- _Dataset records_:
** start **
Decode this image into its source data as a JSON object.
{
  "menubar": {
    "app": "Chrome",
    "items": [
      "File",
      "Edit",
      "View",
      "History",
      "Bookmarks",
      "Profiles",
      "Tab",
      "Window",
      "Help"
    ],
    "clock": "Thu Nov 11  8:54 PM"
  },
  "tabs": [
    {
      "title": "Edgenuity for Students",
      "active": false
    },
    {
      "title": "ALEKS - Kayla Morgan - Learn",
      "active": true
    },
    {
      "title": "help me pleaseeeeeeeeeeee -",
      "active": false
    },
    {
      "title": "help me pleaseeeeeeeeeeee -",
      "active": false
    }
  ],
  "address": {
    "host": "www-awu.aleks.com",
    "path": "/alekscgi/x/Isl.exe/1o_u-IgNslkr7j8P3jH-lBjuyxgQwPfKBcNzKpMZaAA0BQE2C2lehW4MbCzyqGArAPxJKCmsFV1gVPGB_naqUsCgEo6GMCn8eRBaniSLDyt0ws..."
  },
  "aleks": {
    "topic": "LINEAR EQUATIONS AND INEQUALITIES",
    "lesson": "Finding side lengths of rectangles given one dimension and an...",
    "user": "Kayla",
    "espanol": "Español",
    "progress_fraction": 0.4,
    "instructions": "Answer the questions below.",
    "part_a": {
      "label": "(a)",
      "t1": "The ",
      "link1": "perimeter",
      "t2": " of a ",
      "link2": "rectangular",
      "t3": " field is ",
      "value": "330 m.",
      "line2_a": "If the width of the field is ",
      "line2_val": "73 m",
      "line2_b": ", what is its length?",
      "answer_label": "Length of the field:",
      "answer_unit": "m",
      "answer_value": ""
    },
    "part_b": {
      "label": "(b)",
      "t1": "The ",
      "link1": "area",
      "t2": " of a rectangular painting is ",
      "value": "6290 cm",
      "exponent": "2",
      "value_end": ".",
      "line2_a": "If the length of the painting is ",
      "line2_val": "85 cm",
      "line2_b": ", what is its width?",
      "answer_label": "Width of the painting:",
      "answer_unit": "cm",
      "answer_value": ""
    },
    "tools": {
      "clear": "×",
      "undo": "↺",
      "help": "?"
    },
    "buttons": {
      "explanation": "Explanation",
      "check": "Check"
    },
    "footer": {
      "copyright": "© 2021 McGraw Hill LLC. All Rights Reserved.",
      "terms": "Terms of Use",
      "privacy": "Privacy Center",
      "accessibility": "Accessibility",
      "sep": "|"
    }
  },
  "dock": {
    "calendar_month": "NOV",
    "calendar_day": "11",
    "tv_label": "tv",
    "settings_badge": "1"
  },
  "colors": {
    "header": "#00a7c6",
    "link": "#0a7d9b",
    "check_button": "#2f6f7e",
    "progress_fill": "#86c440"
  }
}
** end **
- _Task to complete_: Quote the data in full, keeping each word unchanged.

- _Written response_:
Decode this image into its source data as a JSON object.
{
  "menubar": {
    "app": "Chrome",
    "items": [
      "File",
      "Edit",
      "View",
      "History",
      "Bookmarks",
      "Profiles",
      "Tab",
      "Window",
      "Help"
    ],
    "clock": "Thu Nov 11  8:54 PM"
  },
  "tabs": [
    {
      "title": "Edgenuity for Students",
      "active": false
    },
    {
      "title": "ALEKS - Kayla Morgan - Learn",
      "active": true
    },
    {
      "title": "help me pleaseeeeeeeeeeee -",
      "active": false
    },
    {
      "title": "help me pleaseeeeeeeeeeee -",
      "active": false
    }
  ],
  "address": {
    "host": "www-awu.aleks.com",
    "path": "/alekscgi/x/Isl.exe/1o_u-IgNslkr7j8P3jH-lBjuyxgQwPfKBcNzKpMZaAA0BQE2C2lehW4MbCzyqGArAPxJKCmsFV1gVPGB_naqUsCgEo6GMCn8eRBaniSLDyt0ws..."
  },
  "aleks": {
    "topic": "LINEAR EQUATIONS AND INEQUALITIES",
    "lesson": "Finding side lengths of rectangles given one dimension and an...",
    "user": "Kayla",
    "espanol": "Español",
    "progress_fraction": 0.4,
    "instructions": "Answer the questions below.",
    "part_a": {
      "label": "(a)",
      "t1": "The ",
      "link1": "perimeter",
      "t2": " of a ",
      "link2": "rectangular",
      "t3": " field is ",
      "value": "330 m.",
      "line2_a": "If the width of the field is ",
      "line2_val": "73 m",
      "line2_b": ", what is its length?",
      "answer_label": "Length of the field:",
      "answer_unit": "m",
      "answer_value": ""
    },
    "part_b": {
      "label": "(b)",
      "t1": "The ",
      "link1": "area",
      "t2": " of a rectangular painting is ",
      "value": "6290 cm",
      "exponent": "2",
      "value_end": ".",
      "line2_a": "If the length of the painting is ",
      "line2_val": "85 cm",
      "line2_b": ", what is its width?",
      "answer_label": "Width of the painting:",
      "answer_unit": "cm",
      "answer_value": ""
    },
    "tools": {
      "clear": "×",
      "undo": "↺",
      "help": "?"
    },
    "buttons": {
      "explanation": "Explanation",
      "check": "Check"
    },
    "footer": {
      "copyright": "© 2021 McGraw Hill LLC. All Rights Reserved.",
      "terms": "Terms of Use",
      "privacy": "Privacy Center",
      "accessibility": "Accessibility",
      "sep": "|"
    }
  },
  "dock": {
    "calendar_month": "NOV",
    "calendar_day": "11",
    "tv_label": "tv",
    "settings_badge": "1"
  },
  "colors": {
    "header": "#00a7c6",
    "link": "#0a7d9b",
    "check_button": "#2f6f7e",
    "progress_fill": "#86c440"
  }
}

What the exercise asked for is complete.